Stated goal A: Reproduce part of the passage on Pakistan's transport sector, beginning at the words "The transport sector plays" and stopping after the words "the supply chain.".
Stated goal B: Pick up the passage on Pakistan's transport sector after its final sentence and continue it.

Source passage:
The transport sector plays an essential role in enhancing the international competitiveness of an economy and it is crucial for the efficient functioning of the supply chain.
In developing regions effectual transport networks lessen production and transaction costs which also serve as a stimulus for the economy. The transport sector got the limelight owing to growing economic interdependence through an increasing volume and variety of cross-border.
Inefficient supply chains through high transport and logistics costs could hinder exports and import flows which may surge cost for firms especially those competing in the export market. The mode of transportation through road normally takes twice as long as they would in Europe owing to an obsolete fleet and poor and defective infrastructure. This is one of the biggest reasons that Pakistan has failed to integrate into the global supply chains, which require just-in-time delivery.
Another factor contributing to the incompetence of the Pakistani transport system is the fact that the local markets are not fully integrated. The Pakistan trucking industry is extremely scrappy with a large number of small operators and very few large and medium-sized operators.
Freight rates in Pakistan are also one of the lowest in the world. In order to maximize profits, the truckers tend to overload which in turn raises the cost because of the infrastructure degradation. Another main obstacle in this regard is the lack of reliable information on the sector. There is an incongruity in the number of total trucks in Pakistan with different studies quoting different figures.
According to available data, there were a total of 223,152 registered trucks as of 2011 while the Government of Pakistan estimates that only 93% of these are actually plying the roads of Pakistan the rest of the 7% being inactive due to poor condition. Another study quotes that Pakistan has 293,000 commercial cargo trucks operating. The discrepancy of figures reveals that there is a lack of accuracy in the available data due to the informal nature of the trucking sector. There is also a lack of research on the freight transport sector of the country. Pakistan has been facing poor markets from decades and inadequacies in these have resulted in hindering the growth of the economy as a whole.
According to available data, about 30% to 40% of agricultural production is wasted due to bungling farm-to-market channels. An unproductive, outmoded, and ill-equipped transport sector is the main reason behind this wastage. High road density for any country is an indicator of affluence and development. the available data showed that Pakistan has a road density of 0.33Km/Sq with a total road network of around 263,942 Km.13 Road density in Pakistan is among the lowest in the region (33%) compared to 133 percent in India and 150 percent in Sri Lanka.
In Pakistan road transportation is the most important mode of transportation, roads handle approximately 96% of the total freight traffic as per the data given by the Government of Pakistan in 2010. The busiest route is the north-south route of N-5 highway that is the longest route comprising of 1,760 Km and runs from Karachi to Torkhum.
According to PAMA i.e. an association of auto manufacturer, the total number of trucks manufactured from 1995-96 till 2014-15 is of 53,460, the data of total trucks produced show an increasing trend post-2012-13. Moreover, Pakistan has a free market highly competitive at all levels, with low cost. Indeed, 79% are owners operated with 1-5 vehicles, 20% are fleet owners with more than 10 vehicles, and 1 % is composed of large companies with more than 100 vehicles. Ironically, the trucking companies are primarily small-sized (1-5 vehicles), unregistered, and non-taxpaying. These are players of an informal sector that depends on freight brokers and subcontracting to large companies to secure business.

Region boundary data:
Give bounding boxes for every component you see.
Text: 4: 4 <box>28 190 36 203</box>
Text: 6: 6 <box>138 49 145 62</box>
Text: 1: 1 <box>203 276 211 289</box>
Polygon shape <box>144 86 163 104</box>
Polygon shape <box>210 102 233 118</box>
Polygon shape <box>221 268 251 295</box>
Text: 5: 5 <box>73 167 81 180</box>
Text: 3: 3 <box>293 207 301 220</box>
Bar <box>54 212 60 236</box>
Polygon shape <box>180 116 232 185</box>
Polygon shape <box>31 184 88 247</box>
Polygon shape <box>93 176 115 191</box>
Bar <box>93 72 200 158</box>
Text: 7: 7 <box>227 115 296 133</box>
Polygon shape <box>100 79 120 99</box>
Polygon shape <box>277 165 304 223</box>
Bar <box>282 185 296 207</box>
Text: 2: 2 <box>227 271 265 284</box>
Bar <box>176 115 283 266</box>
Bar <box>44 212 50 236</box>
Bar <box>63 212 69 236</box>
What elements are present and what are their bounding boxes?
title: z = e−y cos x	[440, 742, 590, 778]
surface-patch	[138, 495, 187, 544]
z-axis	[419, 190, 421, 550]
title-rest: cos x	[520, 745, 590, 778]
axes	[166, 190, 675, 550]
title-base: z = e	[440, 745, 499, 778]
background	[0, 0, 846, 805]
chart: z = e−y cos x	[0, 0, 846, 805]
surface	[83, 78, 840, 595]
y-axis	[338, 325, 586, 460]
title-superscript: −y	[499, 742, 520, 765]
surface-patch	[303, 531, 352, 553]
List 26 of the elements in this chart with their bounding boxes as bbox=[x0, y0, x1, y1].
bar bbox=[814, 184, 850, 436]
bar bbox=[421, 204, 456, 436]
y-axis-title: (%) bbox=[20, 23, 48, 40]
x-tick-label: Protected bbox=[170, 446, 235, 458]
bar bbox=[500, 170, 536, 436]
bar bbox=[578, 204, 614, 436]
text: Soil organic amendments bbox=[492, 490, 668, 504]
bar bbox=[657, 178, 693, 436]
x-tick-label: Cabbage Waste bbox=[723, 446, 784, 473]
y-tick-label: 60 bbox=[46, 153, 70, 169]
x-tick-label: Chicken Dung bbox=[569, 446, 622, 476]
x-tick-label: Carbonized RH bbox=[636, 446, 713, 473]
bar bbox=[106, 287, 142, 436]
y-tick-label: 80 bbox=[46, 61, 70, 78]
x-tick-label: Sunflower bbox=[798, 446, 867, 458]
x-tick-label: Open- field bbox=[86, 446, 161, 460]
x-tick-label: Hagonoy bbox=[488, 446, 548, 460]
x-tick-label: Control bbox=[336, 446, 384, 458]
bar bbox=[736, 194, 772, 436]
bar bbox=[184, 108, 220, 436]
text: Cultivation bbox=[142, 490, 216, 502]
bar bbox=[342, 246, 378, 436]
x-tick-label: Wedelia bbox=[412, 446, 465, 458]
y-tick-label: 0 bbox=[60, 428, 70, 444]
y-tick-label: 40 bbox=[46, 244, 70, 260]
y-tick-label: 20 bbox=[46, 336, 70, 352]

Final answer A:
The transport sector plays an essential role in enhancing the international competitiveness of an economy and it is crucial for the efficient functioning of the supply chain.

Final answer B:
Small operators, low barriers to entry, and low freight rates are the main hiccups behind the fragmentation of the trucking sector. According to the data road, freight rates in Pakistan are among the lowest in the world with an average cost of USD 0.015 to USD 0.021 per ton kilometer. Trucks operate long hours and carry excessive loads while traveling at low speeds, ranging between 20 and 25 kilometers per hour compared to 80-90 kilometers per hour in Europe.
A journey in Pakistan takes three times longer than in Europe. Road freight takes 3-4 days between ports and the north of Pakistan. In addition to that trucks’ repairs need due to overloading also extends the transport time. The reason for the lesser increase in freight as compared to an increase in weight is explained through the phenomena of overloading. Truckers believe in order to maximize their profits. Considering the magnitude of China Pakistan Economic Corridor (CPEC) the aging fleet of vehicles used by the trucking industry is least prepared to undertake cross-border transportation envisioned under the mega-project.
If Pakistan wanted to procure the benefits of cross-border trade under CPEC, it should implement the trucking reforms policy. It should provide relief in duties on the import of trucks and impart training to the drivers to improve their driving skills as well as learn the Chinese language. The obsolete trucking system has incurred huge losses to Pakistan as it was losing two percent of its GDP, damaging its national highways, wasting agriculture products, and increasing its carbon footprint.
Lack of seriousness at the policy-making level is the biggest hiccup as it could be gauged from the fact that the development budget of Rs2 trillion had been announced in past and no money was allocated for the economic zones in PSDP. Supply chain experts believe that Pakistan has a good can still boost its economy and improve the transport sector by developing its trucking industry on modern lines.
They said that there were around 1,200 to 1,500 logistics companies working in Pakistan but the drivers are untrained to undertake cross border trade. A senior analyst Aamir Iqbal Malik, who is also the CEO of Time and Tune Freight Solutions, said that Pakistan should ratify all the international conventions related to the trucking industry and customs as integration with the global market is impossible without these steps.
Highlighting another issue, he said that currently, the logistics industry has no representation at the policy-making level making things more complicated for the logistics companies. The trucking industry needs to upgrade and diversify its fleet of vehicles that are roadworthy, compatible with international standards, and follow the axle regime. This could be done through reformative steps for expansion of the industrial base, development of the skilled human resource, trade-friendly culture, he suggested.